Given task — Every line of the listing must be reproduced as it stands. Leave the images behind.

[start of Materials provided]

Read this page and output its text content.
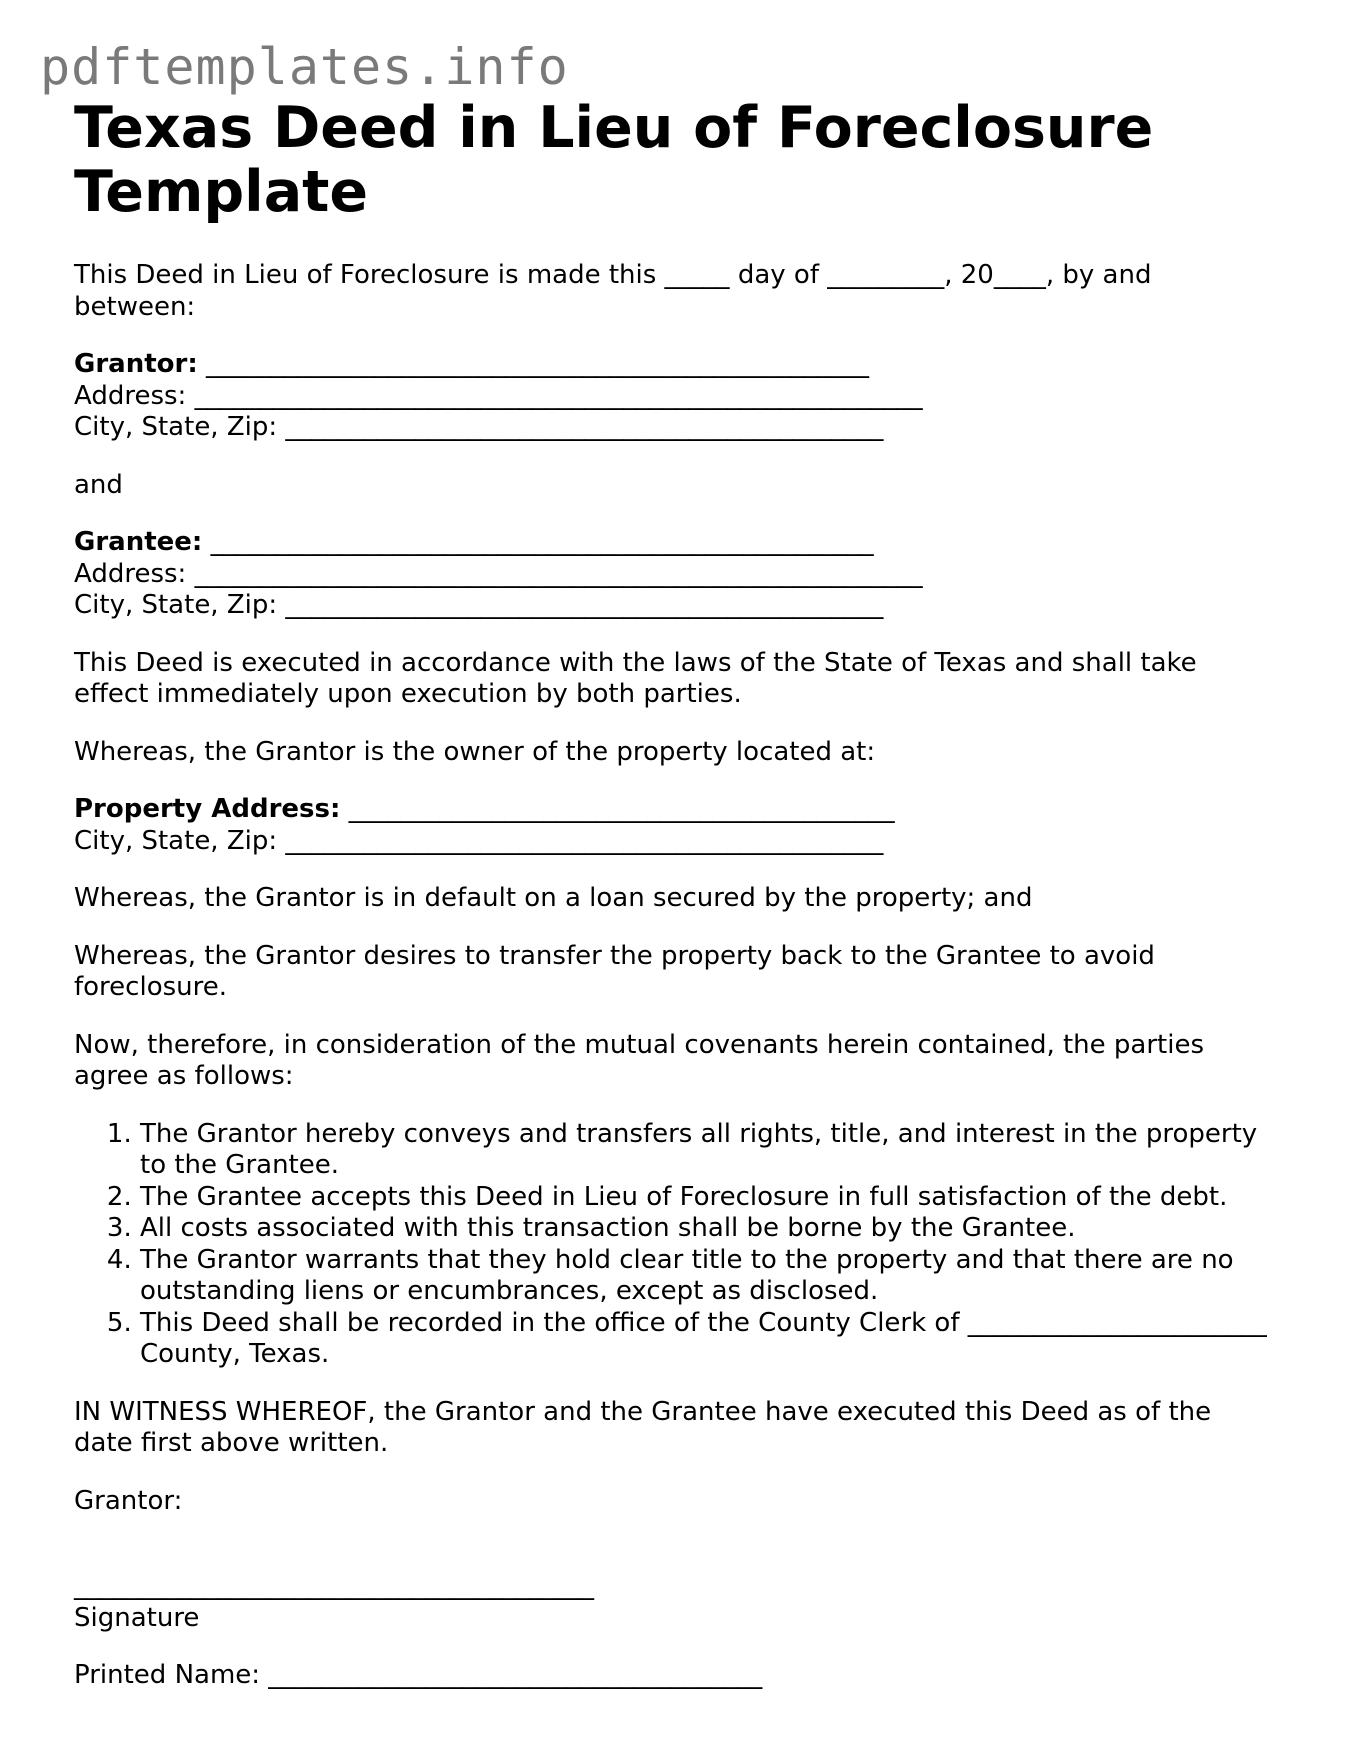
pdftemplates.info
Texas Deed in Lieu of Foreclosure Template

This Deed in Lieu of Foreclosure is made this _____ day of _________, 20____, by and between:

Grantor: ___________________________________________________
Address: ________________________________________________________
City, State, Zip: ______________________________________________

and

Grantee: ___________________________________________________
Address: ________________________________________________________
City, State, Zip: ______________________________________________

This Deed is executed in accordance with the laws of the State of Texas and shall take effect immediately upon execution by both parties.

Whereas, the Grantor is the owner of the property located at:

Property Address: __________________________________________
City, State, Zip: ______________________________________________

Whereas, the Grantor is in default on a loan secured by the property; and

Whereas, the Grantor desires to transfer the property back to the Grantee to avoid foreclosure.

Now, therefore, in consideration of the mutual covenants herein contained, the parties agree as follows:

1. The Grantor hereby conveys and transfers all rights, title, and interest in the property to the Grantee.
2. The Grantee accepts this Deed in Lieu of Foreclosure in full satisfaction of the debt.
3. All costs associated with this transaction shall be borne by the Grantee.
4. The Grantor warrants that they hold clear title to the property and that there are no outstanding liens or encumbrances, except as disclosed.
5. This Deed shall be recorded in the office of the County Clerk of _______________________ County, Texas.

IN WITNESS WHEREOF, the Grantor and the Grantee have executed this Deed as of the date first above written.

Grantor:

________________________________________
Signature

Printed Name: ______________________________________
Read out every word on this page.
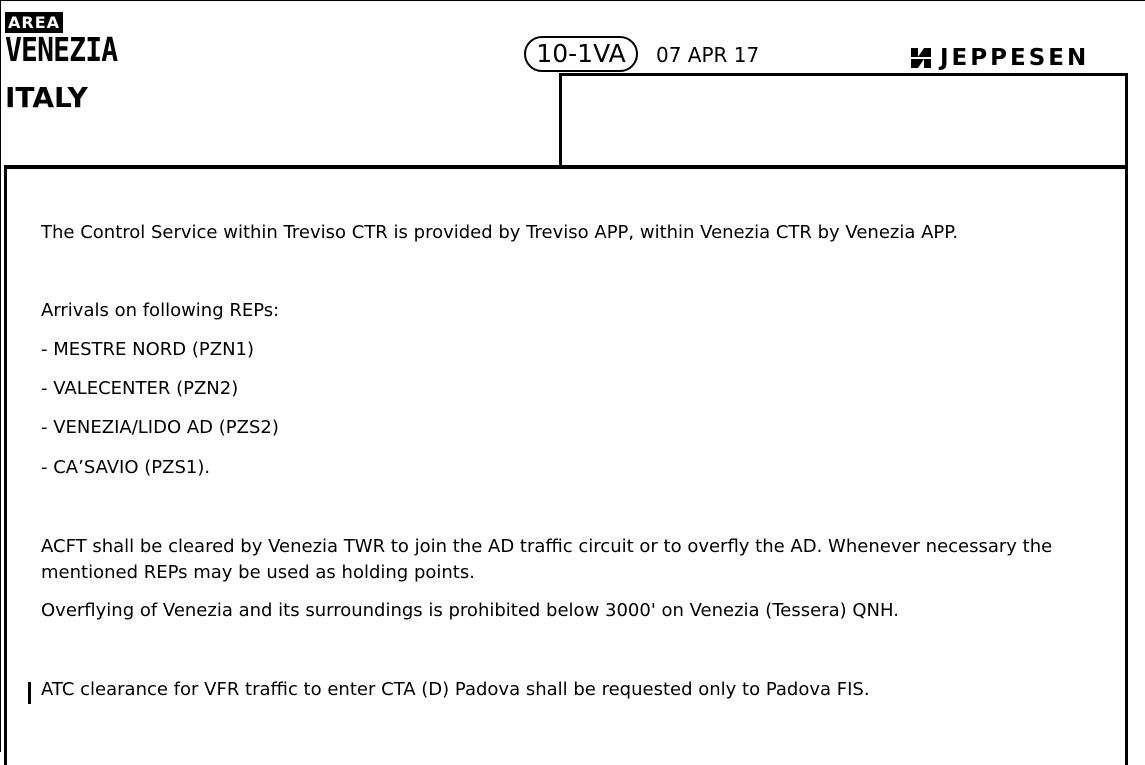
AREA
VENEZIA
ITALY
10-1VA	07 APR 17	JEPPESEN

The Control Service within Treviso CTR is provided by Treviso APP, within Venezia CTR by Venezia APP.

Arrivals on following REPs:

- MESTRE NORD (PZN1)

- VALECENTER (PZN2)

- VENEZIA/LIDO AD (PZS2)

- CA’SAVIO (PZS1).

ACFT shall be cleared by Venezia TWR to join the AD traffic circuit or to overfly the AD. Whenever necessary the mentioned REPs may be used as holding points.

Overflying of Venezia and its surroundings is prohibited below 3000' on Venezia (Tessera) QNH.

ATC clearance for VFR traffic to enter CTA (D) Padova shall be requested only to Padova FIS.
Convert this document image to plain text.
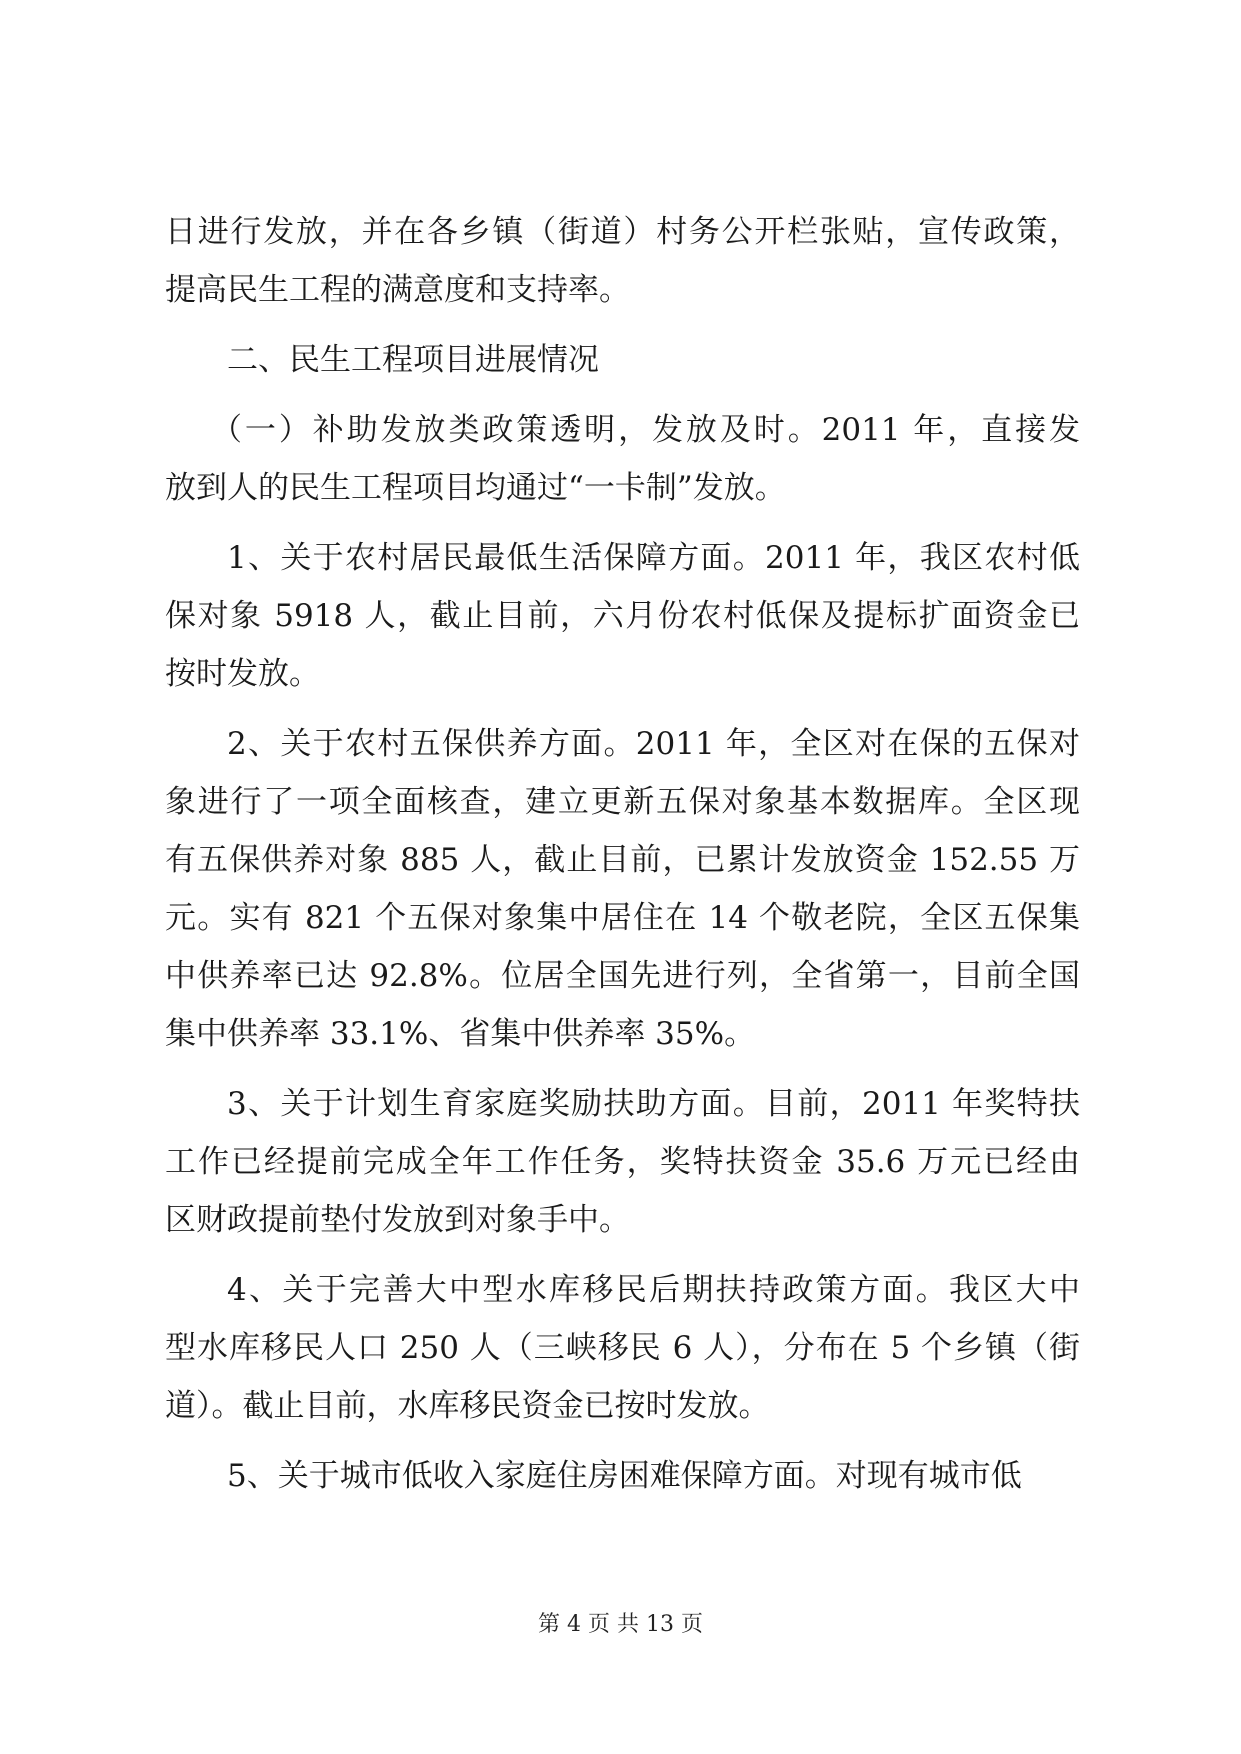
日进行发放，并在各乡镇（街道）村务公开栏张贴，宣传政策，
提高民生工程的满意度和支持率。
二、民生工程项目进展情况
（一）补助发放类政策透明，发放及时。2011 年，直接发
放到人的民生工程项目均通过“一卡制”发放。
1、关于农村居民最低生活保障方面。2011 年，我区农村低
保对象 5918 人，截止目前，六月份农村低保及提标扩面资金已
按时发放。
2、关于农村五保供养方面。2011 年，全区对在保的五保对
象进行了一项全面核查，建立更新五保对象基本数据库。全区现
有五保供养对象 885 人，截止目前，已累计发放资金 152.55 万
元。实有 821 个五保对象集中居住在 14 个敬老院，全区五保集
中供养率已达 92.8%。位居全国先进行列，全省第一，目前全国
集中供养率 33.1%、省集中供养率 35%。
3、关于计划生育家庭奖励扶助方面。目前，2011 年奖特扶
工作已经提前完成全年工作任务，奖特扶资金 35.6 万元已经由
区财政提前垫付发放到对象手中。
4、关于完善大中型水库移民后期扶持政策方面。我区大中
型水库移民人口 250 人（三峡移民 6 人），分布在 5 个乡镇（街
道）。截止目前，水库移民资金已按时发放。
5、关于城市低收入家庭住房困难保障方面。对现有城市低
第 4 页 共 13 页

[end of Materials provided]

Exercise answer —
Read this page and output its text content.
pdftemplates.info
Texas Deed in Lieu of Foreclosure Template

This Deed in Lieu of Foreclosure is made this _____ day of _________, 20____, by and between:

Grantor: ___________________________________________________
Address: ________________________________________________________
City, State, Zip: ______________________________________________

and

Grantee: ___________________________________________________
Address: ________________________________________________________
City, State, Zip: ______________________________________________

This Deed is executed in accordance with the laws of the State of Texas and shall take effect immediately upon execution by both parties.

Whereas, the Grantor is the owner of the property located at:

Property Address: __________________________________________
City, State, Zip: ______________________________________________

Whereas, the Grantor is in default on a loan secured by the property; and

Whereas, the Grantor desires to transfer the property back to the Grantee to avoid foreclosure.

Now, therefore, in consideration of the mutual covenants herein contained, the parties agree as follows:

1. The Grantor hereby conveys and transfers all rights, title, and interest in the property to the Grantee.
2. The Grantee accepts this Deed in Lieu of Foreclosure in full satisfaction of the debt.
3. All costs associated with this transaction shall be borne by the Grantee.
4. The Grantor warrants that they hold clear title to the property and that there are no outstanding liens or encumbrances, except as disclosed.
5. This Deed shall be recorded in the office of the County Clerk of _______________________ County, Texas.

IN WITNESS WHEREOF, the Grantor and the Grantee have executed this Deed as of the date first above written.

Grantor:

________________________________________
Signature

Printed Name: ______________________________________
Read out every word on this page.
AREA
VENEZIA
ITALY
10-1VA	07 APR 17	JEPPESEN

The Control Service within Treviso CTR is provided by Treviso APP, within Venezia CTR by Venezia APP.

Arrivals on following REPs:

- MESTRE NORD (PZN1)

- VALECENTER (PZN2)

- VENEZIA/LIDO AD (PZS2)

- CA’SAVIO (PZS1).

ACFT shall be cleared by Venezia TWR to join the AD traffic circuit or to overfly the AD. Whenever necessary the mentioned REPs may be used as holding points.

Overflying of Venezia and its surroundings is prohibited below 3000' on Venezia (Tessera) QNH.

ATC clearance for VFR traffic to enter CTA (D) Padova shall be requested only to Padova FIS.
Convert this document image to plain text.
日进行发放，并在各乡镇（街道）村务公开栏张贴，宣传政策，
提高民生工程的满意度和支持率。
二、民生工程项目进展情况
（一）补助发放类政策透明，发放及时。2011 年，直接发
放到人的民生工程项目均通过“一卡制”发放。
1、关于农村居民最低生活保障方面。2011 年，我区农村低
保对象 5918 人，截止目前，六月份农村低保及提标扩面资金已
按时发放。
2、关于农村五保供养方面。2011 年，全区对在保的五保对
象进行了一项全面核查，建立更新五保对象基本数据库。全区现
有五保供养对象 885 人，截止目前，已累计发放资金 152.55 万
元。实有 821 个五保对象集中居住在 14 个敬老院，全区五保集
中供养率已达 92.8%。位居全国先进行列，全省第一，目前全国
集中供养率 33.1%、省集中供养率 35%。
3、关于计划生育家庭奖励扶助方面。目前，2011 年奖特扶
工作已经提前完成全年工作任务，奖特扶资金 35.6 万元已经由
区财政提前垫付发放到对象手中。
4、关于完善大中型水库移民后期扶持政策方面。我区大中
型水库移民人口 250 人（三峡移民 6 人），分布在 5 个乡镇（街
道）。截止目前，水库移民资金已按时发放。
5、关于城市低收入家庭住房困难保障方面。对现有城市低
第 4 页 共 13 页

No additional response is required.